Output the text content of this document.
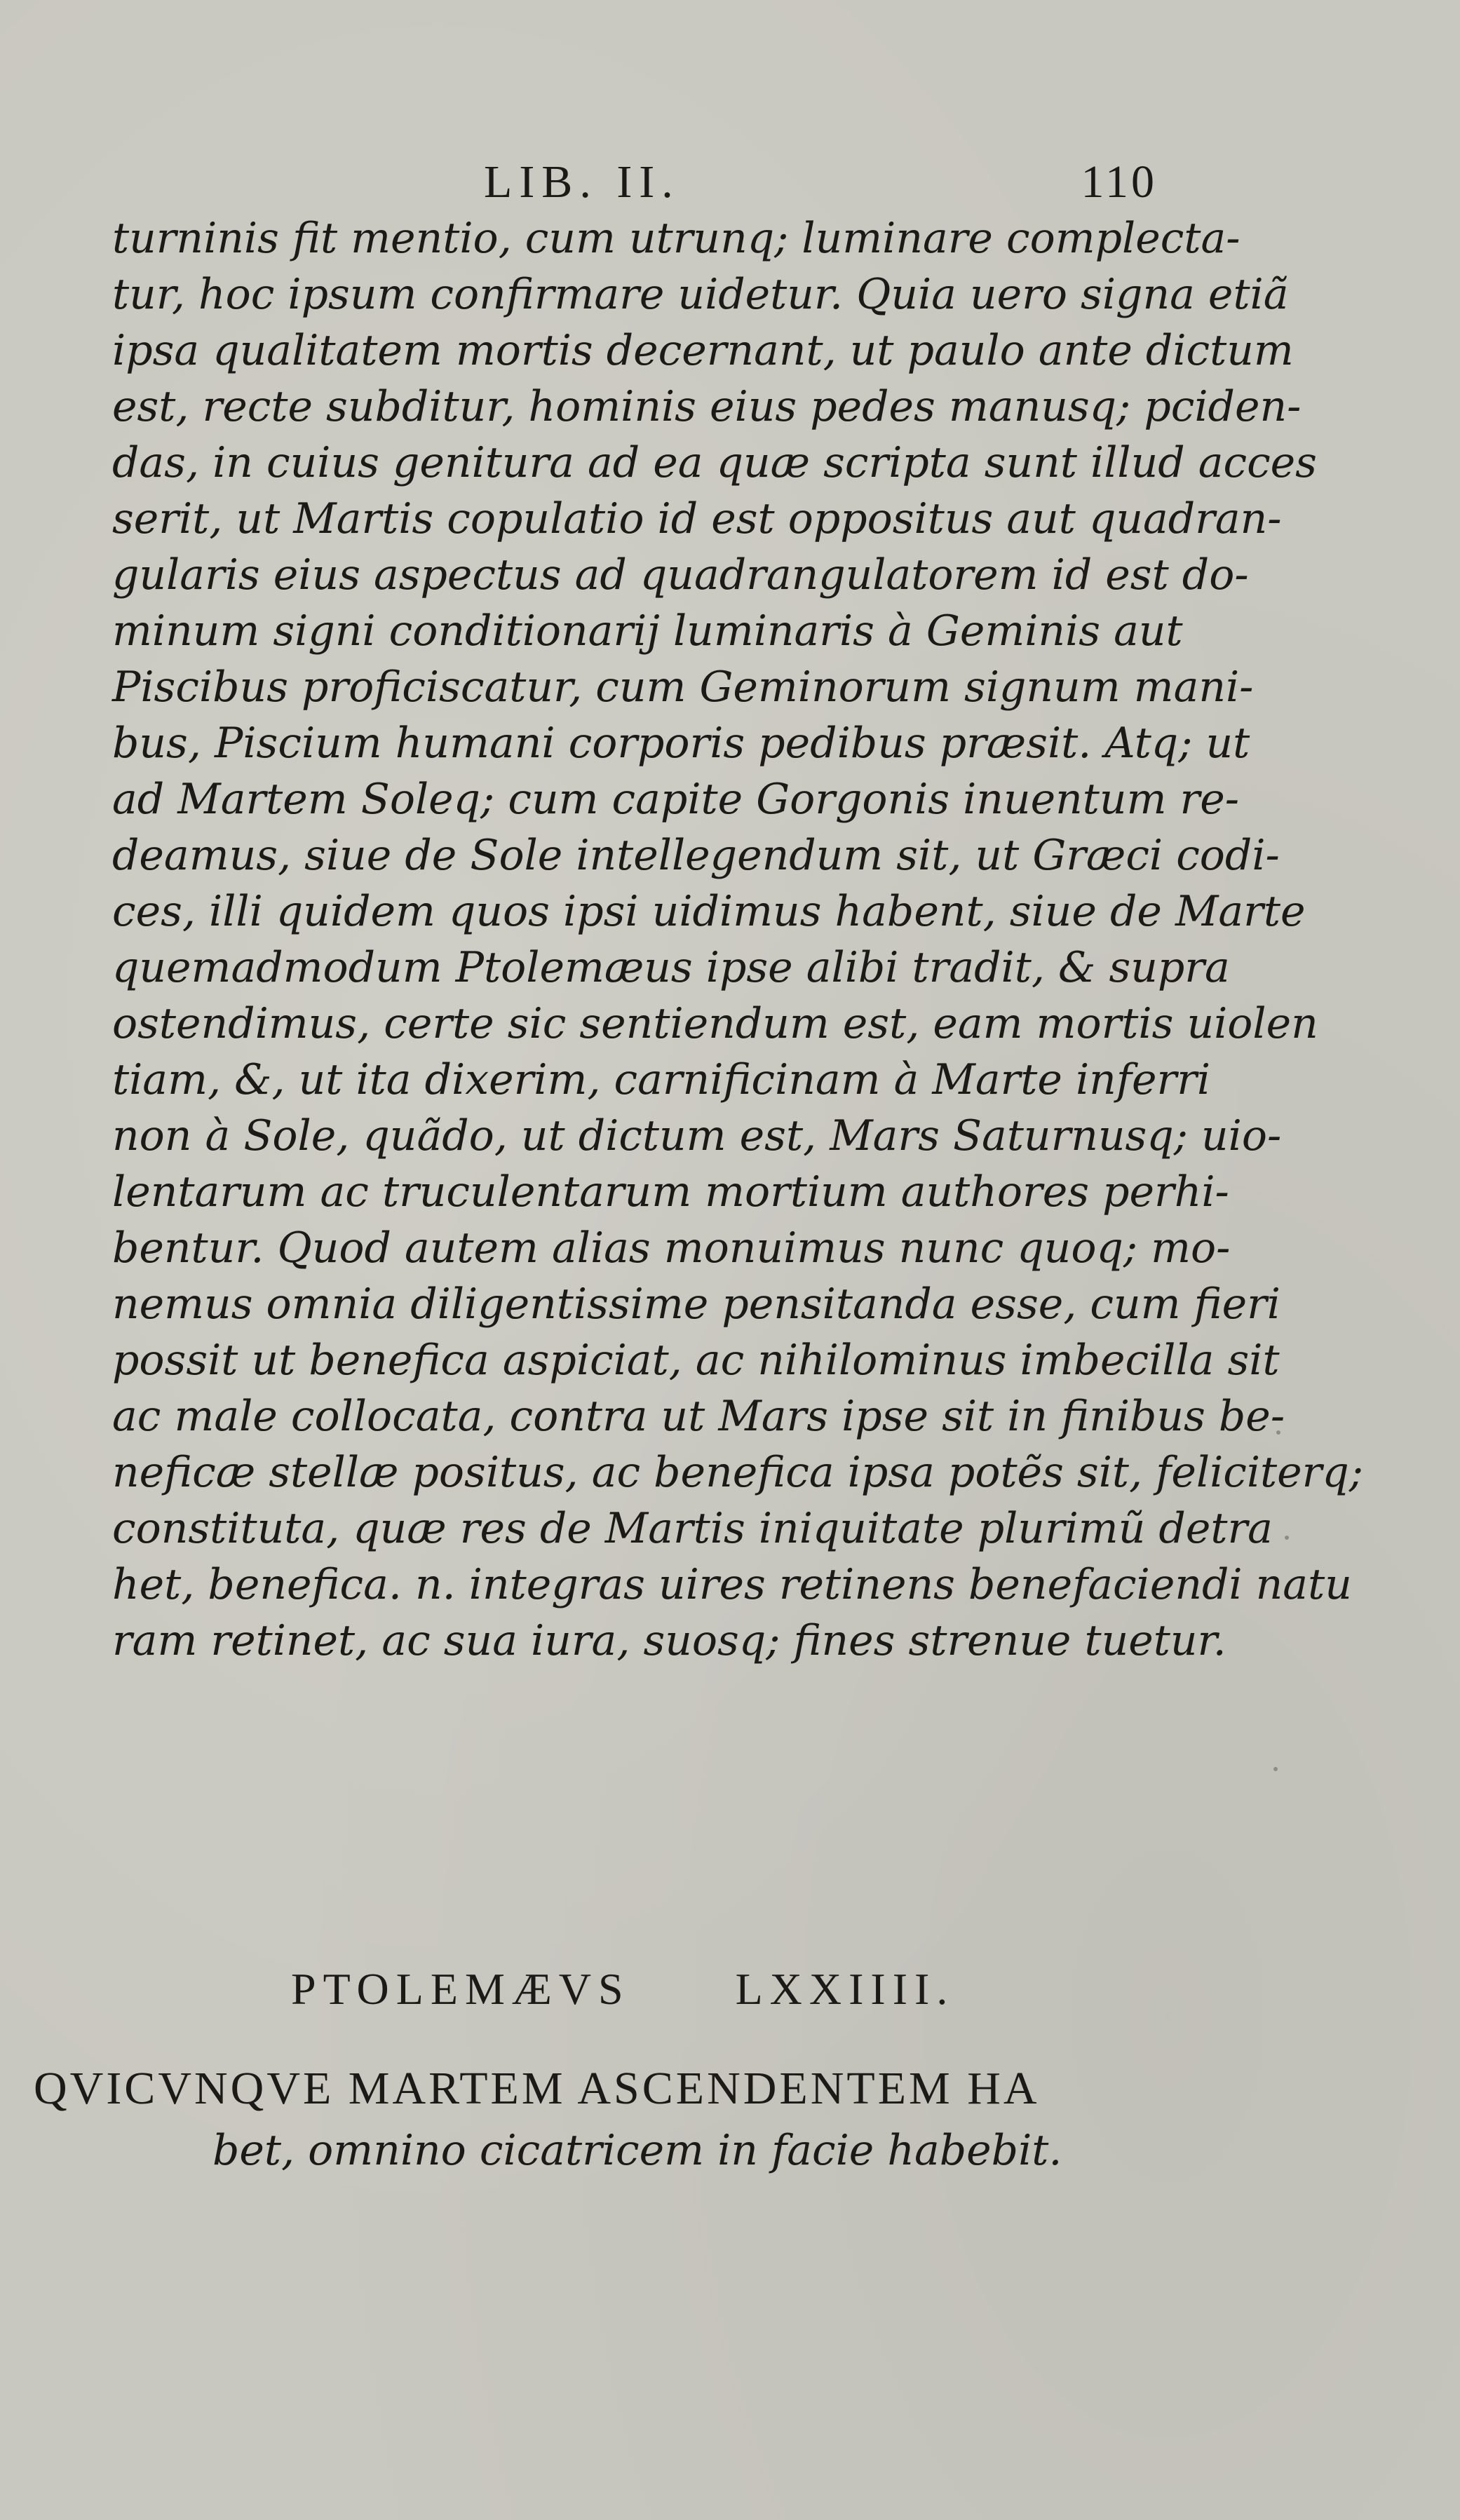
LIB. II.	110
turninis fit mentio, cum utrunq; luminare complecta-
tur, hoc ipsum confirmare uidetur. Quia uero signa etiã
ipsa qualitatem mortis decernant, ut paulo ante dictum
est, recte subditur, hominis eius pedes manusq; pciden-
das, in cuius genitura ad ea quæ scripta sunt illud acces
serit, ut Martis copulatio id est oppositus aut quadran-
gularis eius aspectus ad quadrangulatorem id est do-
minum signi conditionarij luminaris à Geminis aut
Piscibus proficiscatur, cum Geminorum signum mani-
bus, Piscium humani corporis pedibus præsit. Atq; ut
ad Martem Soleq; cum capite Gorgonis inuentum re-
deamus, siue de Sole intellegendum sit, ut Græci codi-
ces, illi quidem quos ipsi uidimus habent, siue de Marte
quemadmodum Ptolemæus ipse alibi tradit, & supra
ostendimus, certe sic sentiendum est, eam mortis uiolen
tiam, &, ut ita dixerim, carnificinam à Marte inferri
non à Sole, quãdo, ut dictum est, Mars Saturnusq; uio-
lentarum ac truculentarum mortium authores perhi-
bentur. Quod autem alias monuimus nunc quoq; mo-
nemus omnia diligentissime pensitanda esse, cum fieri
possit ut benefica aspiciat, ac nihilominus imbecilla sit
ac male collocata, contra ut Mars ipse sit in finibus be-
neficæ stellæ positus, ac benefica ipsa potẽs sit, feliciterq;
constituta, quæ res de Martis iniquitate plurimũ detra
het, benefica. n. integras uires retinens benefaciendi natu
ram retinet, ac sua iura, suosq; fines strenue tuetur.
PTOLEMÆVS LXXIIII.
QVICVNQVE MARTEM ASCENDENTEM HA
bet, omnino cicatricem in facie habebit.
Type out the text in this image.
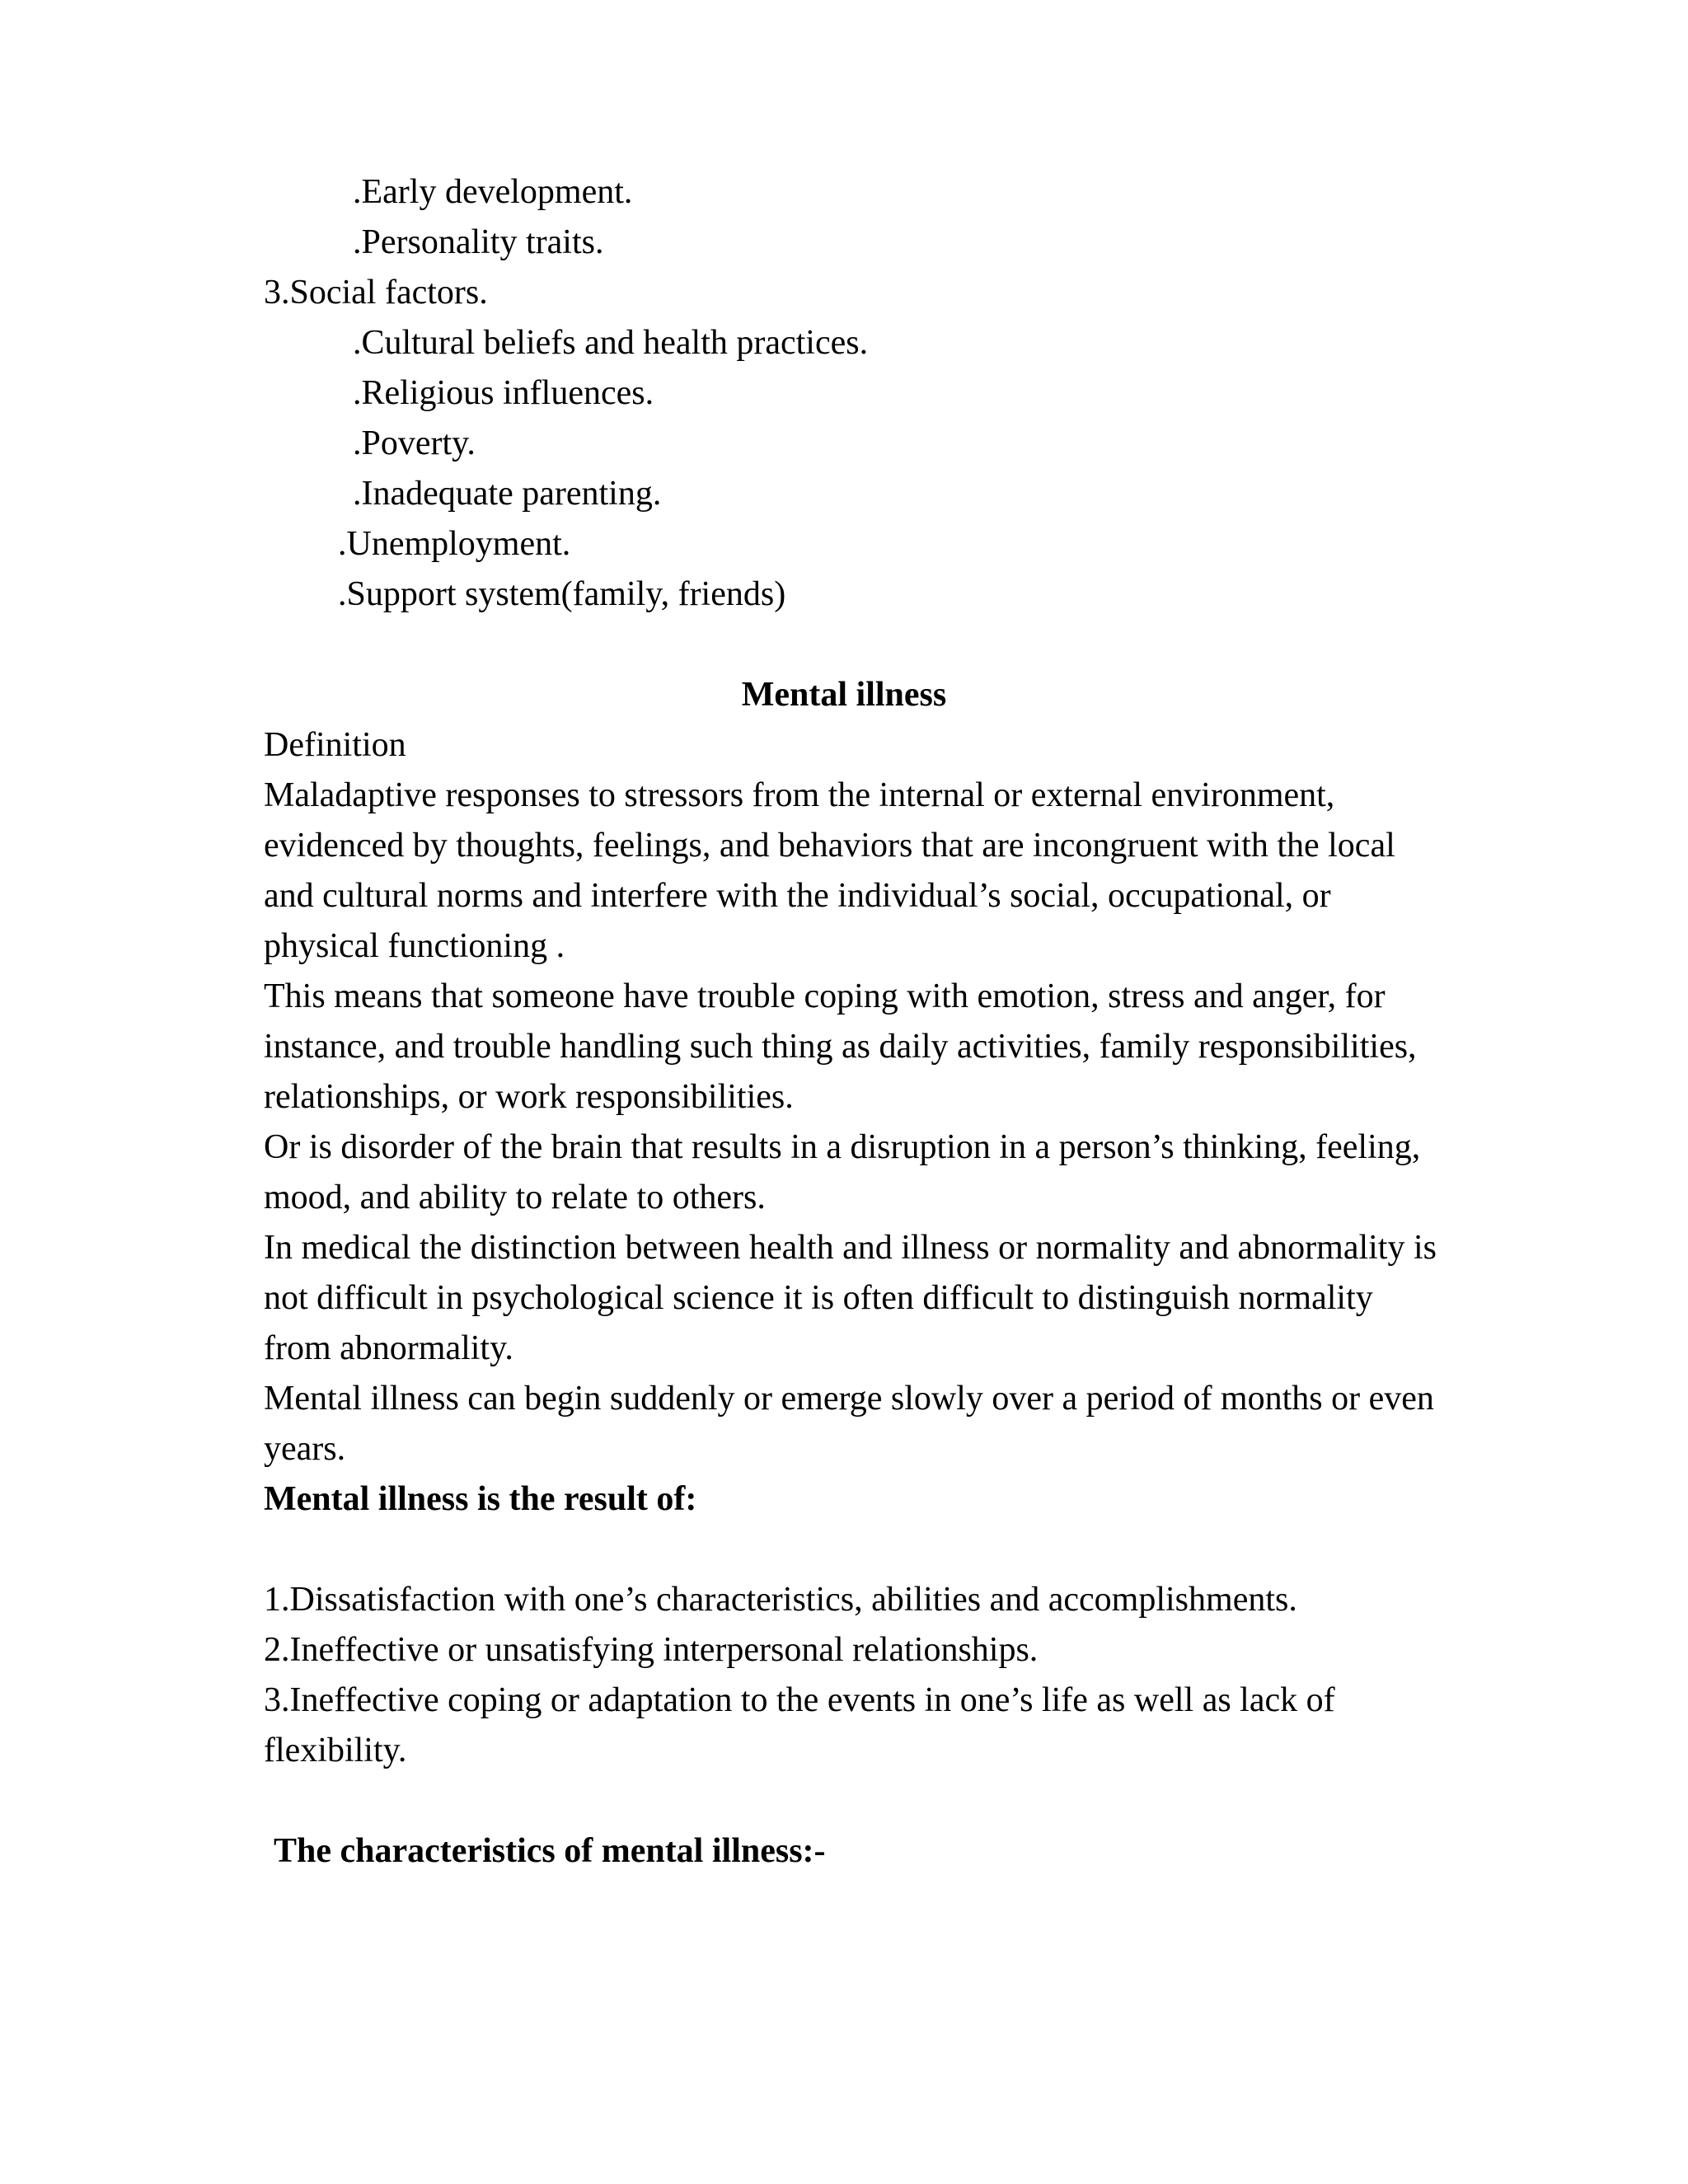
.Early development.
.Personality traits.
3.Social factors.
.Cultural beliefs and health practices.
.Religious influences.
.Poverty.
.Inadequate parenting.
.Unemployment.
.Support system(family, friends)
Mental illness
Definition
Maladaptive responses to stressors from the internal or external environment,
evidenced by thoughts, feelings, and behaviors that are incongruent with the local
and cultural norms and interfere with the individual’s social, occupational, or
physical functioning .
This means that someone have trouble coping with emotion, stress and anger, for
instance, and trouble handling such thing as daily activities, family responsibilities,
relationships, or work responsibilities.
Or is disorder of the brain that results in a disruption in a person’s thinking, feeling,
mood, and ability to relate to others.
In medical the distinction between health and illness or normality and abnormality is
not difficult in psychological science it is often difficult to distinguish normality
from abnormality.
Mental illness can begin suddenly or emerge slowly over a period of months or even
years.
Mental illness is the result of:
1.Dissatisfaction with one’s characteristics, abilities and accomplishments.
2.Ineffective or unsatisfying interpersonal relationships.
3.Ineffective coping or adaptation to the events in one’s life as well as lack of
flexibility.
The characteristics of mental illness:-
——
EXERCISE DESCRIPTION:
Check each line of the entries above for the word "coping". List the ones that have it.

FULL RESPONSE:
This means that someone have trouble coping with emotion, stress and anger, for
3.Ineffective coping or adaptation to the events in one’s life as well as lack of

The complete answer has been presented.